= What you will do =
Find every line in the records below that holds the word "Annual" and copy it.

-- Raw records start --

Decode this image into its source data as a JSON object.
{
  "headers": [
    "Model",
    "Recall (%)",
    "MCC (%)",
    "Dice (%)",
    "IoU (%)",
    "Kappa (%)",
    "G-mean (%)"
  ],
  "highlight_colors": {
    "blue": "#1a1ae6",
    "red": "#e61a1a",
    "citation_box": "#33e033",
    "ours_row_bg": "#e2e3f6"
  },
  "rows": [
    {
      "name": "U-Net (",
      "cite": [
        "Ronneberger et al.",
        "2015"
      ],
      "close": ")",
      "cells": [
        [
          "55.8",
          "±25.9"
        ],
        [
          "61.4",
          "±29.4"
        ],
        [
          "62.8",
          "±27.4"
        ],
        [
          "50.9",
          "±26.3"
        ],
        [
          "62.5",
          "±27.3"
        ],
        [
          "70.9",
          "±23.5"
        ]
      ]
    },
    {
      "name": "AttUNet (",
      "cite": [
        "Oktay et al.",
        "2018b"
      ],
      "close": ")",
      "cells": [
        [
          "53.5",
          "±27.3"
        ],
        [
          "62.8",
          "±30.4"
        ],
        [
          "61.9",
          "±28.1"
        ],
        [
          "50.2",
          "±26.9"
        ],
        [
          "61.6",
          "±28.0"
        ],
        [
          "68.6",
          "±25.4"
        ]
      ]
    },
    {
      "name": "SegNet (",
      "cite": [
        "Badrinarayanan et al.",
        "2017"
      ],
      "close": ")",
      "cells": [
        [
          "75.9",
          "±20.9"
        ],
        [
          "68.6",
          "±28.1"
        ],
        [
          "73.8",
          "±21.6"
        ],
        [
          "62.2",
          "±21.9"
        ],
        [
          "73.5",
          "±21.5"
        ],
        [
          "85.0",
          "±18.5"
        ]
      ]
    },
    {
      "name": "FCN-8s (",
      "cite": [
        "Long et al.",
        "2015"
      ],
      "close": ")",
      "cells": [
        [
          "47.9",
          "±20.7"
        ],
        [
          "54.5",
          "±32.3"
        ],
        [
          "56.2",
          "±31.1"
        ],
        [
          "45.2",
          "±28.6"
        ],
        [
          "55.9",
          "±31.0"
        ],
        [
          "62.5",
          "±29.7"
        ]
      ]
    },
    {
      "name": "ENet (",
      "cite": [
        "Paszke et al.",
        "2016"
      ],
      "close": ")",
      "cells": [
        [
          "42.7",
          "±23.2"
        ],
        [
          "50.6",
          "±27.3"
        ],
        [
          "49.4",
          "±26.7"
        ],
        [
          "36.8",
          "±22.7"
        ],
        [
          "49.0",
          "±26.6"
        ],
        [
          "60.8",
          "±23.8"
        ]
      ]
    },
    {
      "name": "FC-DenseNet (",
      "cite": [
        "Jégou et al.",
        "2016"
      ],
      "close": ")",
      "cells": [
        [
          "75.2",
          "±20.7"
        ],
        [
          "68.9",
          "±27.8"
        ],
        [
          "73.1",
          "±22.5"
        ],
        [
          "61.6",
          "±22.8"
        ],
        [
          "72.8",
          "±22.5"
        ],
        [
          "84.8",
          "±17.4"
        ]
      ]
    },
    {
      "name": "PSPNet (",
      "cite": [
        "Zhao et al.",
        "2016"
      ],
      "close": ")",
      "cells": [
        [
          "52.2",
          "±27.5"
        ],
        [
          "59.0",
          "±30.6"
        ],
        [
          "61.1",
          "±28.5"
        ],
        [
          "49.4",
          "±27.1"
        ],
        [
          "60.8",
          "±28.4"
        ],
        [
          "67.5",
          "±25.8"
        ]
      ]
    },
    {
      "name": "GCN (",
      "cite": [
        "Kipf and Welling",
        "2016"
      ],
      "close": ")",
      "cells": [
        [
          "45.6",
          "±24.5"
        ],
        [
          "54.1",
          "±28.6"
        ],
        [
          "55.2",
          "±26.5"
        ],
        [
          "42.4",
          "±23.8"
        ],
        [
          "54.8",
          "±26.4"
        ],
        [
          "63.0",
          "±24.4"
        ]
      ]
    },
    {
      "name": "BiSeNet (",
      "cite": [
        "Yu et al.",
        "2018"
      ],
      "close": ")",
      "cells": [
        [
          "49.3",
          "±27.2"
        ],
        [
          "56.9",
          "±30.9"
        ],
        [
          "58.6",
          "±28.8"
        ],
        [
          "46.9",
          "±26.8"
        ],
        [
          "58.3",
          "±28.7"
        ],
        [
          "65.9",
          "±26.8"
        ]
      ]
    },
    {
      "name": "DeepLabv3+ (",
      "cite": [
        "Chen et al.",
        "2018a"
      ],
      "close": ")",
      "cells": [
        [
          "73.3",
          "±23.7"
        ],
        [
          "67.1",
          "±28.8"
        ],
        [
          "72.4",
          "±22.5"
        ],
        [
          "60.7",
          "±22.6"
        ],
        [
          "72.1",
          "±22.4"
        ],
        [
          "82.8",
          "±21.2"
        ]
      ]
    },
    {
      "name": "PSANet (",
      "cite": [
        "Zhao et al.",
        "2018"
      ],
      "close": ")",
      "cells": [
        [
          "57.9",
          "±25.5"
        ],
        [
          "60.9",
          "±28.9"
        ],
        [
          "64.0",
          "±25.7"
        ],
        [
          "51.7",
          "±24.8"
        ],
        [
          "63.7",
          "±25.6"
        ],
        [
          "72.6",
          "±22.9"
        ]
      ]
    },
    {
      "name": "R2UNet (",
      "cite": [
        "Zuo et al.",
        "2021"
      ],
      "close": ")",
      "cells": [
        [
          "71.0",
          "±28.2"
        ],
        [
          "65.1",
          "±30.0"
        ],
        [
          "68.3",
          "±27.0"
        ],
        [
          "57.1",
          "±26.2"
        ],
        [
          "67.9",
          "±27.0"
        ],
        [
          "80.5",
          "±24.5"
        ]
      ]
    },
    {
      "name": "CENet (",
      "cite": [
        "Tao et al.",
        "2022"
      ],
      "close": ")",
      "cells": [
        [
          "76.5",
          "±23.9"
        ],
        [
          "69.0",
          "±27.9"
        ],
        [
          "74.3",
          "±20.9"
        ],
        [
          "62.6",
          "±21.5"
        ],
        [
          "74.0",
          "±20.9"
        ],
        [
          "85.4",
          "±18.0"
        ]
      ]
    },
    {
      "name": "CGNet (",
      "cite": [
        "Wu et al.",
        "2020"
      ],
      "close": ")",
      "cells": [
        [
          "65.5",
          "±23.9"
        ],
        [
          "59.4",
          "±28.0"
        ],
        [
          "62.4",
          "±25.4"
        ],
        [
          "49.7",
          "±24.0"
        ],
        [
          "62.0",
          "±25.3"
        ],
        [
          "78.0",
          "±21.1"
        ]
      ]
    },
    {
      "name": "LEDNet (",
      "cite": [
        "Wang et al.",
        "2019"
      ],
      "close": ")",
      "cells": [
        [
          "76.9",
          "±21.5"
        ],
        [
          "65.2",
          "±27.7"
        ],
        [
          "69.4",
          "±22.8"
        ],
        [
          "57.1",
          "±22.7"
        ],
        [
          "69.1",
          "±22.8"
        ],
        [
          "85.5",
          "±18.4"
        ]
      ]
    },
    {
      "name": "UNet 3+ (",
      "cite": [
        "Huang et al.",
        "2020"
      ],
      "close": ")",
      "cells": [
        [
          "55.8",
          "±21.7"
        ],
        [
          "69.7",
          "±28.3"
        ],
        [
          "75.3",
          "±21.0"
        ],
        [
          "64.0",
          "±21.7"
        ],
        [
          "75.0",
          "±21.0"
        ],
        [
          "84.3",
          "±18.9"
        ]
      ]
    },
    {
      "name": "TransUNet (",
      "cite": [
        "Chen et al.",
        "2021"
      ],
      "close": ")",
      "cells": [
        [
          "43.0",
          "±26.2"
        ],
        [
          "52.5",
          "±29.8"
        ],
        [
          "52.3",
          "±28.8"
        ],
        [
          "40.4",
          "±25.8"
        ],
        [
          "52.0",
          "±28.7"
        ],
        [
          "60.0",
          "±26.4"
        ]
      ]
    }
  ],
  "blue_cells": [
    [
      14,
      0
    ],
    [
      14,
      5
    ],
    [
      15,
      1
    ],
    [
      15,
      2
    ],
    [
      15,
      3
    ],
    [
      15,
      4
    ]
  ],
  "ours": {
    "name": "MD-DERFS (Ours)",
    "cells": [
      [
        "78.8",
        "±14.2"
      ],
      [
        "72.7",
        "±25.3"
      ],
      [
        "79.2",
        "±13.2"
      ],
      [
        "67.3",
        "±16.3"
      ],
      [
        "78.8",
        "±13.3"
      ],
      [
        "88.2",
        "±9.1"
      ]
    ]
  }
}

-- Raw records end --
-- Raw records start --

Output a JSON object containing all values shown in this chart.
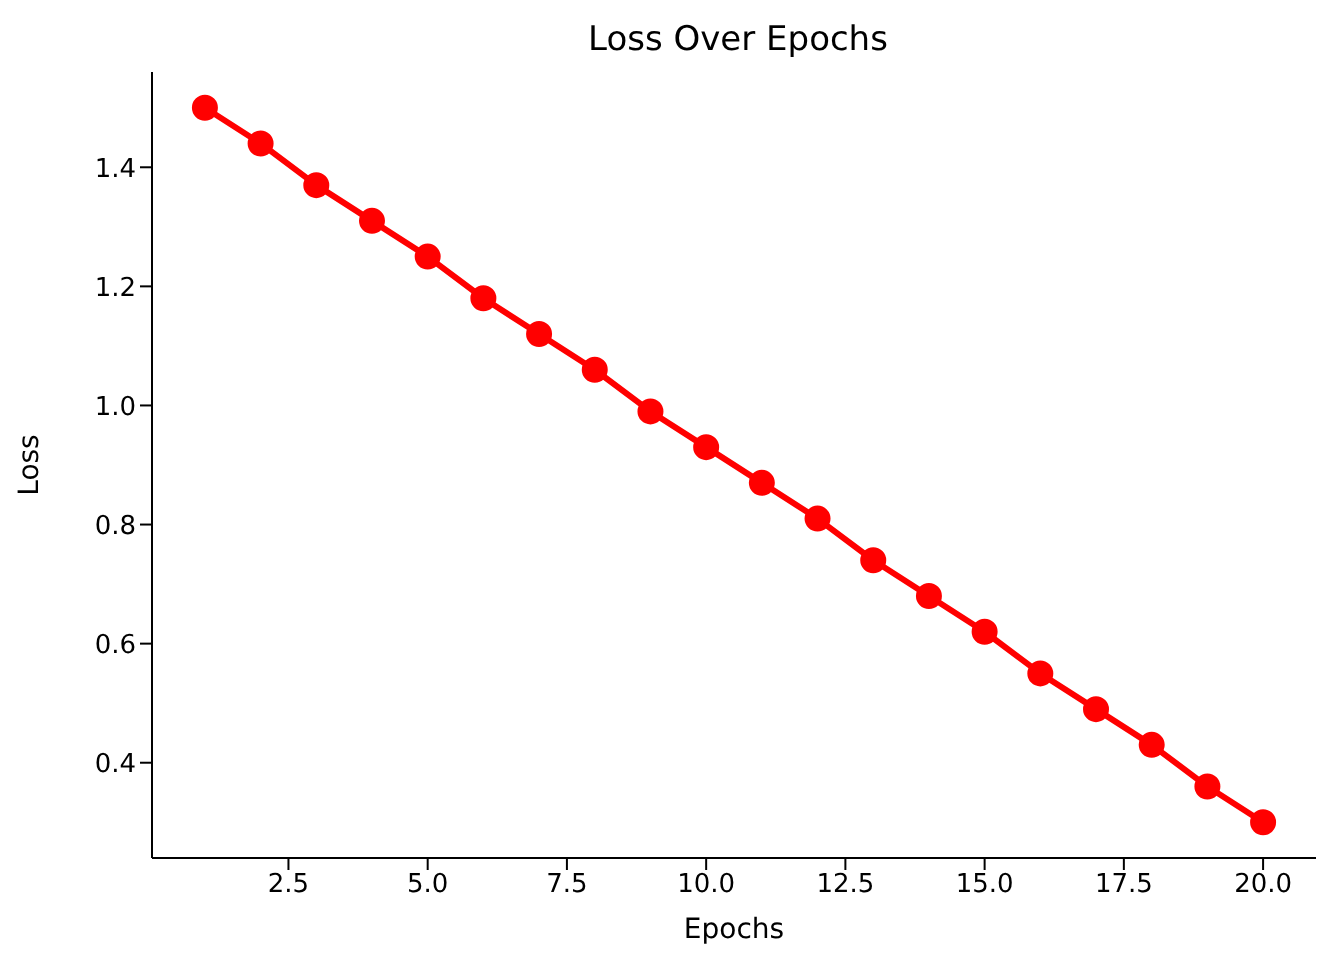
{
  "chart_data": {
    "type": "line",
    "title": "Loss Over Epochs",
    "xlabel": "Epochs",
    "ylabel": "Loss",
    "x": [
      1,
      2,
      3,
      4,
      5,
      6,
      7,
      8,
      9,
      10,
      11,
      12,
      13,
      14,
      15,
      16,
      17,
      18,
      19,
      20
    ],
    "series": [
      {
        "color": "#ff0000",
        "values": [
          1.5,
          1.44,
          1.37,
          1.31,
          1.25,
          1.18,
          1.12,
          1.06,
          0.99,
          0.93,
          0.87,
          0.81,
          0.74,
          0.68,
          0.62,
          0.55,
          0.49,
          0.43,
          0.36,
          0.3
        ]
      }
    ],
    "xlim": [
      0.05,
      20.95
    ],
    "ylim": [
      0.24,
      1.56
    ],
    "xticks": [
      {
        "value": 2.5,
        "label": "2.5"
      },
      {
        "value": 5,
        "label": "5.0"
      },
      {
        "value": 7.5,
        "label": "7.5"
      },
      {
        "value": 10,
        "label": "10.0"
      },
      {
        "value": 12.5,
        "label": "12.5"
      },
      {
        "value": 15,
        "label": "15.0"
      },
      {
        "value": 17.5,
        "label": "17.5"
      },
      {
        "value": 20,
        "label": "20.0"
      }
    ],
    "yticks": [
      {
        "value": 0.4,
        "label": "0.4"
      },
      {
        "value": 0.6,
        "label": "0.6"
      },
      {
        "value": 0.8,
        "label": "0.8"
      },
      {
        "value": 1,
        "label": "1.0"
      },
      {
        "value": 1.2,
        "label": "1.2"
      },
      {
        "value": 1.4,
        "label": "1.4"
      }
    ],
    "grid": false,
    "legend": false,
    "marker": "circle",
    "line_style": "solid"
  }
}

-- Raw records end --
-- Raw records start --

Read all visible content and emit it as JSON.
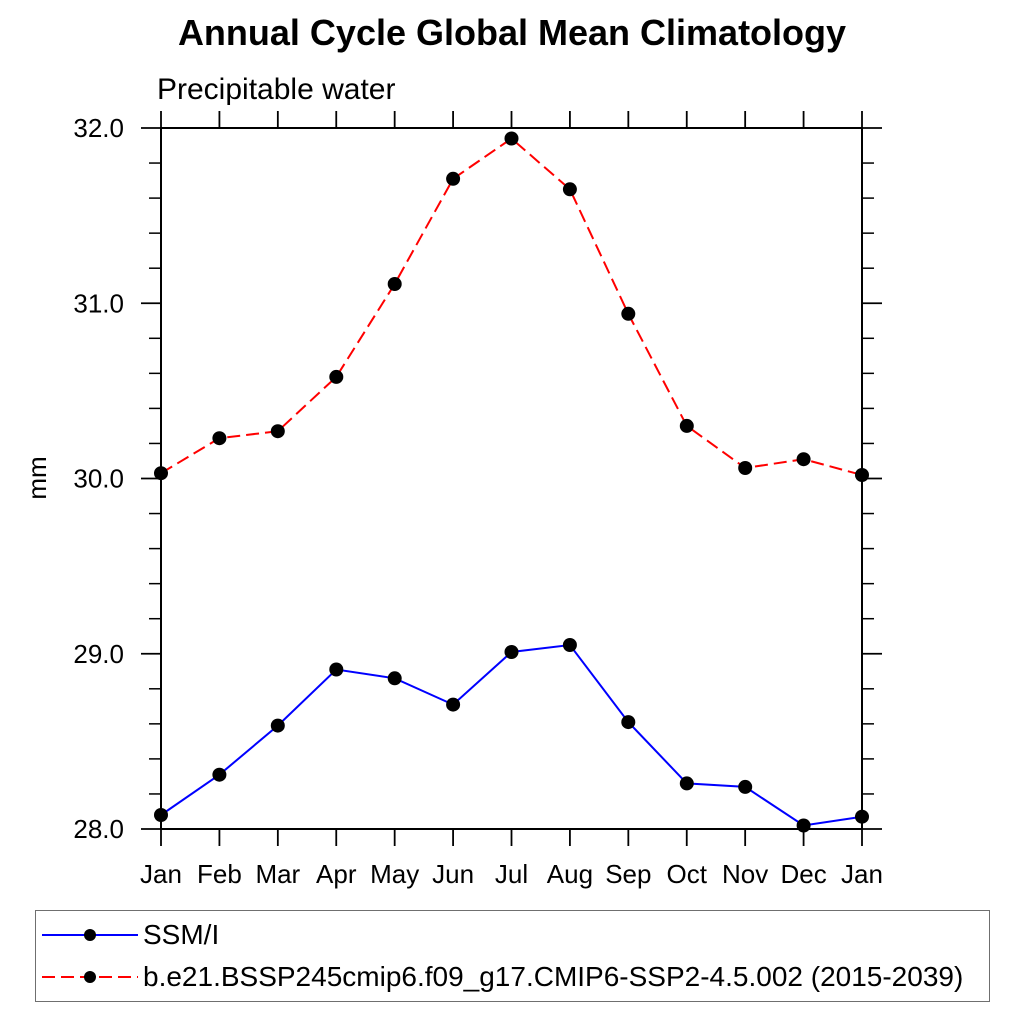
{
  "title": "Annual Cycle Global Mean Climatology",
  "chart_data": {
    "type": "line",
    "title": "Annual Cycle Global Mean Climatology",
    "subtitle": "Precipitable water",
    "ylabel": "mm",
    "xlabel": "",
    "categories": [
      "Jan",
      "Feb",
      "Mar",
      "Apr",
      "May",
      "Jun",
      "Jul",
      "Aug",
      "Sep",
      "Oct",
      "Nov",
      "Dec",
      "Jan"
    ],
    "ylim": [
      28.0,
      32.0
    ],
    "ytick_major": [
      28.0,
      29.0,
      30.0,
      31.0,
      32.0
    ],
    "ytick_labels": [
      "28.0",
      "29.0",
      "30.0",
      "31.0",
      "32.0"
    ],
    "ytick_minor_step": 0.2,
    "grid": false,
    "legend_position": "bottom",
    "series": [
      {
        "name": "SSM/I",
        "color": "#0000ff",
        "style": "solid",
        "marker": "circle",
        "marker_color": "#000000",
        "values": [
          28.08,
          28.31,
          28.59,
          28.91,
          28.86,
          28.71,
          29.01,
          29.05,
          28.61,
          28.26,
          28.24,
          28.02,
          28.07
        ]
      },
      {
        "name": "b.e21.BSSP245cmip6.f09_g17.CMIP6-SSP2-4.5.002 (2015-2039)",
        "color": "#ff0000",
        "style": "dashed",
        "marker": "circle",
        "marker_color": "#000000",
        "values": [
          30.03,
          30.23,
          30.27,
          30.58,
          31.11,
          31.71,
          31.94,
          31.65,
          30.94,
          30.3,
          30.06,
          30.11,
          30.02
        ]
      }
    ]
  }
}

-- Raw records end --

= The solution =
  "title": "Annual Cycle Global Mean Climatology",
    "title": "Annual Cycle Global Mean Climatology",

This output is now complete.